* Start Records shown *

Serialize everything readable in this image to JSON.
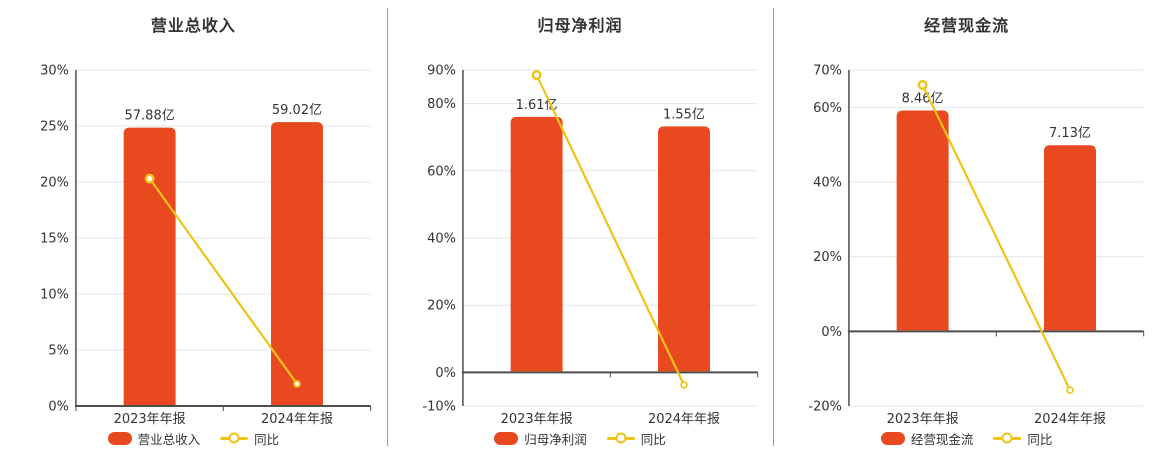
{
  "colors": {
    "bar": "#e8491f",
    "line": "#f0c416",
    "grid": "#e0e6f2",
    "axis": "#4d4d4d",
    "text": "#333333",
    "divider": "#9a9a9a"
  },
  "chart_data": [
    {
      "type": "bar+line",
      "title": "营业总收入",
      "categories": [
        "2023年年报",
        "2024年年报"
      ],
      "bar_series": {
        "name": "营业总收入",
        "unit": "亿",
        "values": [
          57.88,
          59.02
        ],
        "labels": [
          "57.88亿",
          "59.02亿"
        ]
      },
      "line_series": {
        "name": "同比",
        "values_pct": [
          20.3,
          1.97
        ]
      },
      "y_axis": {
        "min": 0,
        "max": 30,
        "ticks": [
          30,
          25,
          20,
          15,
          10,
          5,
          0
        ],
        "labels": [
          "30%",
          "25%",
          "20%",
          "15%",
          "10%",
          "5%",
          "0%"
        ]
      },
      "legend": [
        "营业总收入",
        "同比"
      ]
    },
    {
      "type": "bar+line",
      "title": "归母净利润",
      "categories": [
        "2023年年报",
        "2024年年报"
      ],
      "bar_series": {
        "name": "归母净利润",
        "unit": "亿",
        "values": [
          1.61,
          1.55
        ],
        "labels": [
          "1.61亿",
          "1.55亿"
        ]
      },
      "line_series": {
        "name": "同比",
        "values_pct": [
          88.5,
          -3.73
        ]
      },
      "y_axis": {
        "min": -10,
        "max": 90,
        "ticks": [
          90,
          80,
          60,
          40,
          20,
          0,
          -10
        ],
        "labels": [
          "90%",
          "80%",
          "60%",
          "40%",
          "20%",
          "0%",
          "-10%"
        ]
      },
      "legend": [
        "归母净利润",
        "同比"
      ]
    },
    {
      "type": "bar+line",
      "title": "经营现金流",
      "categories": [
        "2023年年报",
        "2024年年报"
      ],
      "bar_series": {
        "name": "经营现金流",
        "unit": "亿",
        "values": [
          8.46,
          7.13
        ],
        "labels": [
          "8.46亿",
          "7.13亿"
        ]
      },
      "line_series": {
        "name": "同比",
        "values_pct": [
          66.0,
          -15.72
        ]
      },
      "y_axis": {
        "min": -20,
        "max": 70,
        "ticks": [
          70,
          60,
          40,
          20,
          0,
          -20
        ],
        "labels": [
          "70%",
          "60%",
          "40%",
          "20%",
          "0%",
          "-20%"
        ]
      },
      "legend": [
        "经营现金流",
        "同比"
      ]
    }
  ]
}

* End Records shown *
* Start Records shown *

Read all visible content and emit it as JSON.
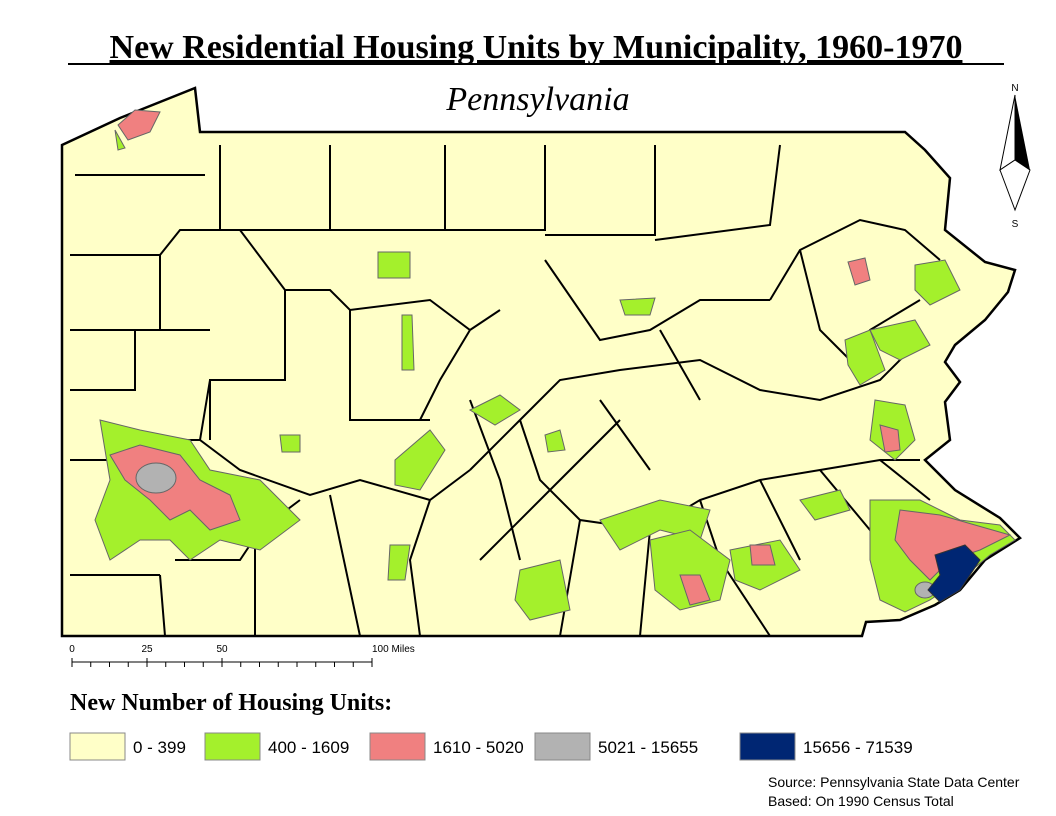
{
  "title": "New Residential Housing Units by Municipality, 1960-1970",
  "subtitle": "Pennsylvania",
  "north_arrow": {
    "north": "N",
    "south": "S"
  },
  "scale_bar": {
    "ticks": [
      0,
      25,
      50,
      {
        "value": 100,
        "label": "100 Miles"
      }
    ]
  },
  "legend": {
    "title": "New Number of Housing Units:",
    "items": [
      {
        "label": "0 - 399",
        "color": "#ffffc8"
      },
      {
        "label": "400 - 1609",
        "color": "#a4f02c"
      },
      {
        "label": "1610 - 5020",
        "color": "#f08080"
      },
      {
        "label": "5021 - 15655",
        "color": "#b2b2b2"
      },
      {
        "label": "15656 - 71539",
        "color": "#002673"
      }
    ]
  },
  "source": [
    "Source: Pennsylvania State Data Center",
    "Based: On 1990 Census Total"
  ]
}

* End Records shown *

What is needed >> Using the listing above, locate the lines that hold "Housing" and copy each one.

Exercise response >>
  "title": "New Residential Housing Units by Municipality, 1960-1970",
    "title": "New Number of Housing Units:",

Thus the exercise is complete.